_Work to complete_
Convert every line of the data below into a JSON list of strings, one string per line, skipping blank lines and leaving out the picture placeholders.

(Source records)
--------------------

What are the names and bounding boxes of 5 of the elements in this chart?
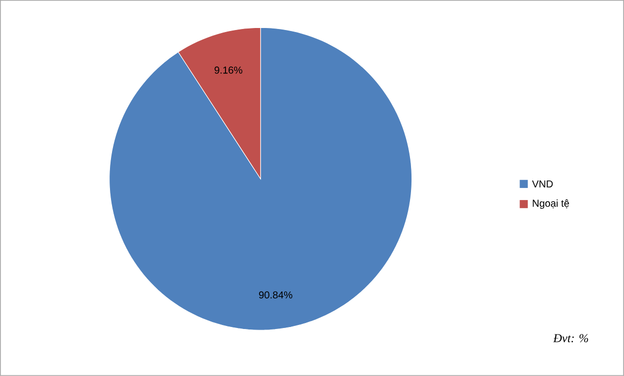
data-label: 9.16%	[214, 66, 242, 74]
data-label: 90.84%	[259, 291, 292, 299]
legend-label: Ngoại tệ	[532, 199, 569, 209]
text: Đvt: %	[553, 334, 588, 342]
legend-label: VND	[532, 180, 553, 188]
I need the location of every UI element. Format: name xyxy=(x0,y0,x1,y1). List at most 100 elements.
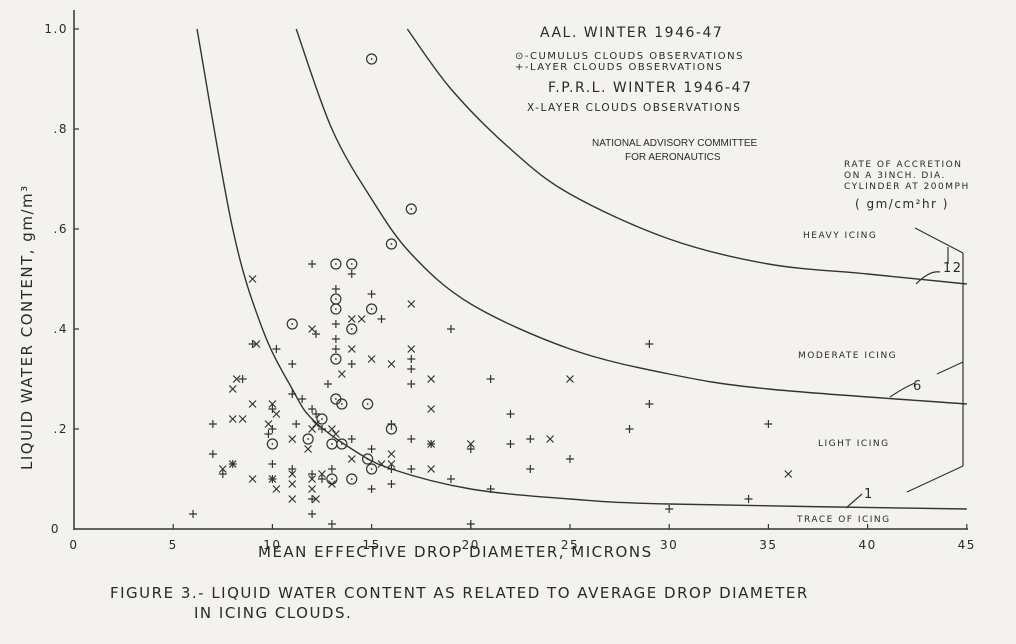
layer-plus-point xyxy=(645,340,654,348)
layer-plus-point xyxy=(308,470,317,478)
layer-x-point xyxy=(228,415,237,423)
cumulus-point xyxy=(326,438,338,450)
cumulus-point xyxy=(316,413,328,425)
layer-plus-point xyxy=(288,390,297,398)
layer-x-point xyxy=(268,400,277,408)
layer-x-point xyxy=(566,375,574,383)
curve-label-6: 6 xyxy=(913,379,923,394)
layer-x-point xyxy=(387,460,396,468)
layer-plus-point xyxy=(486,375,495,383)
figure-caption-line2: IN ICING CLOUDS. xyxy=(194,604,352,622)
layer-x-point xyxy=(264,420,273,428)
legend-aal-title: AAL. WINTER 1946-47 xyxy=(540,25,723,41)
x-tick-label: 45 xyxy=(958,538,976,552)
layer-plus-point xyxy=(268,405,277,413)
layer-plus-point xyxy=(506,410,515,418)
legend: AAL. WINTER 1946-47 ⊙-CUMULUS CLOUDS OBS… xyxy=(515,25,751,114)
legend-layer-x: X-LAYER CLOUDS OBSERVATIONS xyxy=(527,102,741,114)
layer-x-point xyxy=(308,425,317,433)
layer-plus-point xyxy=(466,520,475,528)
layer-plus-point xyxy=(331,285,340,293)
cumulus-point xyxy=(366,53,378,65)
layer-plus-point xyxy=(407,355,416,363)
x-axis-title: MEAN EFFECTIVE DROP DIAMETER, MICRONS xyxy=(258,543,653,561)
layer-x-point xyxy=(327,480,336,488)
layer-x-point xyxy=(272,410,281,418)
y-tick-label: 1.0 xyxy=(44,22,68,36)
layer-plus-point xyxy=(744,495,753,503)
cumulus-point xyxy=(302,433,314,445)
layer-x-point xyxy=(337,370,346,378)
cumulus-point xyxy=(346,323,358,335)
layer-plus-point xyxy=(189,510,198,518)
cumulus-point xyxy=(362,453,374,465)
layer-x-point xyxy=(318,470,326,478)
layer-plus-point xyxy=(367,485,376,493)
layer-x-point xyxy=(357,315,366,323)
layer-plus-point xyxy=(645,400,654,408)
layer-x-point xyxy=(427,440,436,448)
curve-label-1: 1 xyxy=(864,487,874,502)
x-tick-label: 40 xyxy=(858,538,876,552)
x-tick-label: 15 xyxy=(362,538,380,552)
layer-x-point xyxy=(248,400,257,408)
svg-text:CYLINDER AT 200MPH: CYLINDER AT 200MPH xyxy=(844,182,970,192)
layer-x-point xyxy=(232,375,241,383)
layer-x-point xyxy=(327,425,336,433)
layer-x-point xyxy=(248,475,257,483)
icing-boundary-curves xyxy=(196,28,967,510)
icing-curve-1 xyxy=(196,28,967,510)
layer-x-point xyxy=(546,435,555,443)
legend-layer-plus: +-LAYER CLOUDS OBSERVATIONS xyxy=(515,62,723,73)
cumulus-point xyxy=(286,318,298,330)
axis-ticks xyxy=(74,28,968,529)
layer-x-point xyxy=(288,495,297,503)
layer-plus-point xyxy=(308,405,317,413)
axes xyxy=(73,10,968,530)
layer-plus-point xyxy=(288,465,297,473)
layer-x-point xyxy=(308,475,317,483)
layer-plus-point xyxy=(318,425,326,433)
layer-plus-point xyxy=(312,410,321,418)
layer-plus-point xyxy=(407,365,416,373)
cumulus-point xyxy=(346,258,358,270)
cumulus-point xyxy=(405,203,417,215)
layer-plus-point xyxy=(327,465,336,473)
layer-x-point xyxy=(228,385,237,393)
layer-plus-point xyxy=(308,495,317,503)
svg-text:RATE OF ACCRETION: RATE OF ACCRETION xyxy=(844,160,963,170)
data-points xyxy=(189,53,793,528)
x-tick-label: 10 xyxy=(263,538,281,552)
x-tick-label: 35 xyxy=(759,538,777,552)
rate-note: RATE OF ACCRETION ON A 3INCH. DIA. CYLIN… xyxy=(844,160,970,211)
layer-plus-point xyxy=(387,480,396,488)
layer-plus-point xyxy=(466,445,475,453)
layer-x-point xyxy=(427,465,436,473)
layer-x-point xyxy=(387,450,396,458)
y-tick-label: 0 xyxy=(51,522,60,536)
layer-plus-point xyxy=(318,475,326,483)
y-tick-label: .2 xyxy=(54,422,68,436)
layer-x-point xyxy=(304,445,313,453)
x-tick-label: 25 xyxy=(561,538,579,552)
layer-plus-point xyxy=(331,335,340,343)
layer-plus-point xyxy=(327,520,336,528)
y-tick-label: .4 xyxy=(54,322,68,336)
layer-plus-point xyxy=(208,420,217,428)
figure-caption-line1: FIGURE 3.- LIQUID WATER CONTENT AS RELAT… xyxy=(110,584,809,602)
layer-plus-point xyxy=(526,465,535,473)
region-light-icing: LIGHT ICING xyxy=(818,439,890,449)
layer-x-point xyxy=(377,460,386,468)
region-moderate-icing: MODERATE ICING xyxy=(798,351,897,361)
legend-cumulus: ⊙-CUMULUS CLOUDS OBSERVATIONS xyxy=(515,51,744,62)
layer-x-point xyxy=(387,360,396,368)
layer-plus-point xyxy=(446,325,455,333)
cumulus-point xyxy=(330,353,342,365)
agency-line2: FOR AERONAUTICS xyxy=(625,152,721,163)
svg-text:( gm/cm²hr ): ( gm/cm²hr ) xyxy=(855,197,949,211)
layer-x-point xyxy=(312,495,320,503)
layer-x-point xyxy=(248,275,257,283)
layer-plus-point xyxy=(387,465,396,473)
y-tick-label: .6 xyxy=(54,222,68,236)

--------------------

_Exercise solution_
[
  "What are the names and bounding boxes of 5 of the elements in this chart?",
  "data-label: 9.16%\t[214, 66, 242, 74]",
  "data-label: 90.84%\t[259, 291, 292, 299]",
  "legend-label: Ngoại tệ\t[532, 199, 569, 209]",
  "text: Đvt: %\t[553, 334, 588, 342]",
  "legend-label: VND\t[532, 180, 553, 188]",
  "I need the location of every UI element. Format: name xyxy=(x0,y0,x1,y1). List at most 100 elements.",
  "layer-plus-point xyxy=(645,340,654,348)",
  "layer-plus-point xyxy=(308,470,317,478)",
  "layer-x-point xyxy=(228,415,237,423)",
  "cumulus-point xyxy=(326,438,338,450)",
  "cumulus-point xyxy=(316,413,328,425)",
  "layer-plus-point xyxy=(288,390,297,398)",
  "layer-x-point xyxy=(268,400,277,408)",
  "layer-x-point xyxy=(566,375,574,383)",
  "curve-label-6: 6 xyxy=(913,379,923,394)",
  "layer-x-point xyxy=(387,460,396,468)",
  "layer-plus-point xyxy=(486,375,495,383)",
  "figure-caption-line2: IN ICING CLOUDS. xyxy=(194,604,352,622)",
  "layer-x-point xyxy=(264,420,273,428)",
  "legend-aal-title: AAL. WINTER 1946-47 xyxy=(540,25,723,41)",
  "x-tick-label: 45 xyxy=(958,538,976,552)",
  "layer-plus-point xyxy=(268,405,277,413)",
  "layer-plus-point xyxy=(506,410,515,418)",
  "legend: AAL. WINTER 1946-47 ⊙-CUMULUS CLOUDS OBS… xyxy=(515,25,751,114)",
  "legend-layer-x: X-LAYER CLOUDS OBSERVATIONS xyxy=(527,102,741,114)",
  "layer-x-point xyxy=(308,425,317,433)",
  "layer-plus-point xyxy=(466,520,475,528)",
  "layer-plus-point xyxy=(331,285,340,293)",
  "cumulus-point xyxy=(366,53,378,65)",
  "layer-plus-point xyxy=(407,355,416,363)",
  "x-axis-title: MEAN EFFECTIVE DROP DIAMETER, MICRONS xyxy=(258,543,653,561)",
  "layer-x-point xyxy=(327,480,336,488)",
  "layer-x-point xyxy=(272,410,281,418)",
  "y-tick-label: 1.0 xyxy=(44,22,68,36)",
  "layer-plus-point xyxy=(744,495,753,503)",
  "cumulus-point xyxy=(302,433,314,445)",
  "layer-x-point xyxy=(337,370,346,378)",
  "cumulus-point xyxy=(346,323,358,335)",
  "layer-plus-point xyxy=(189,510,198,518)",
  "cumulus-point xyxy=(362,453,374,465)",
  "layer-x-point xyxy=(318,470,326,478)",
  "layer-plus-point xyxy=(367,485,376,493)",
  "layer-x-point xyxy=(357,315,366,323)",
  "layer-plus-point xyxy=(645,400,654,408)",
  "layer-x-point xyxy=(427,440,436,448)",
  "curve-label-1: 1 xyxy=(864,487,874,502)",
  "x-tick-label: 40 xyxy=(858,538,876,552)",
  "x-tick-label: 15 xyxy=(362,538,380,552)",
  "layer-x-point xyxy=(248,400,257,408)",
  "svg-text:CYLINDER AT 200MPH: CYLINDER AT 200MPH xyxy=(844,182,970,192)",
  "layer-x-point xyxy=(232,375,241,383)",
  "layer-x-point xyxy=(327,425,336,433)",
  "layer-x-point xyxy=(248,475,257,483)",
  "icing-boundary-curves xyxy=(196,28,967,510)",
  "icing-curve-1 xyxy=(196,28,967,510)",
  "layer-x-point xyxy=(546,435,555,443)",
  "legend-layer-plus: +-LAYER CLOUDS OBSERVATIONS xyxy=(515,62,723,73)",
  "cumulus-point xyxy=(286,318,298,330)",
  "axis-ticks xyxy=(74,28,968,529)",
  "layer-x-point xyxy=(288,495,297,503)",
  "layer-plus-point xyxy=(308,405,317,413)",
  "axes xyxy=(73,10,968,530)",
  "layer-plus-point xyxy=(288,465,297,473)",
  "layer-x-point xyxy=(308,475,317,483)",
  "layer-plus-point xyxy=(318,425,326,433)",
  "layer-plus-point xyxy=(312,410,321,418)",
  "layer-plus-point xyxy=(407,365,416,373)",
  "cumulus-point xyxy=(346,258,358,270)",
  "cumulus-point xyxy=(405,203,417,215)",
  "layer-plus-point xyxy=(327,465,336,473)",
  "layer-x-point xyxy=(228,385,237,393)",
  "layer-plus-point xyxy=(308,495,317,503)",
  "svg-text:RATE OF ACCRETION: RATE OF ACCRETION xyxy=(844,160,963,170)",
  "data-points xyxy=(189,53,793,528)",
  "x-tick-label: 10 xyxy=(263,538,281,552)",
  "x-tick-label: 35 xyxy=(759,538,777,552)",
  "rate-note: RATE OF ACCRETION ON A 3INCH. DIA. CYLIN… xyxy=(844,160,970,211)",
  "layer-plus-point xyxy=(387,480,396,488)",
  "layer-plus-point xyxy=(466,445,475,453)",
  "layer-x-point xyxy=(427,465,436,473)",
  "layer-x-point xyxy=(387,450,396,458)",
  "y-tick-label: 0 xyxy=(51,522,60,536)",
  "layer-plus-point xyxy=(318,475,326,483)",
  "y-tick-label: .2 xyxy=(54,422,68,436)",
  "layer-x-point xyxy=(304,445,313,453)",
  "x-tick-label: 25 xyxy=(561,538,579,552)",
  "layer-plus-point xyxy=(331,335,340,343)",
  "layer-plus-point xyxy=(327,520,336,528)",
  "y-tick-label: .4 xyxy=(54,322,68,336)",
  "layer-plus-point xyxy=(208,420,217,428)",
  "figure-caption-line1: FIGURE 3.- LIQUID WATER CONTENT AS RELAT… xyxy=(110,584,809,602)",
  "layer-plus-point xyxy=(526,465,535,473)",
  "region-light-icing: LIGHT ICING xyxy=(818,439,890,449)",
  "layer-x-point xyxy=(377,460,386,468)",
  "region-moderate-icing: MODERATE ICING xyxy=(798,351,897,361)",
  "legend-cumulus: ⊙-CUMULUS CLOUDS OBSERVATIONS xyxy=(515,51,744,62)",
  "layer-x-point xyxy=(387,360,396,368)",
  "layer-plus-point xyxy=(446,325,455,333)",
  "cumulus-point xyxy=(330,353,342,365)",
  "agency-line2: FOR AERONAUTICS xyxy=(625,152,721,163)",
  "svg-text:( gm/cm²hr ): ( gm/cm²hr ) xyxy=(855,197,949,211)",
  "layer-x-point xyxy=(312,495,320,503)",
  "layer-x-point xyxy=(248,275,257,283)",
  "layer-plus-point xyxy=(387,465,396,473)",
  "y-tick-label: .6 xyxy=(54,222,68,236)"
]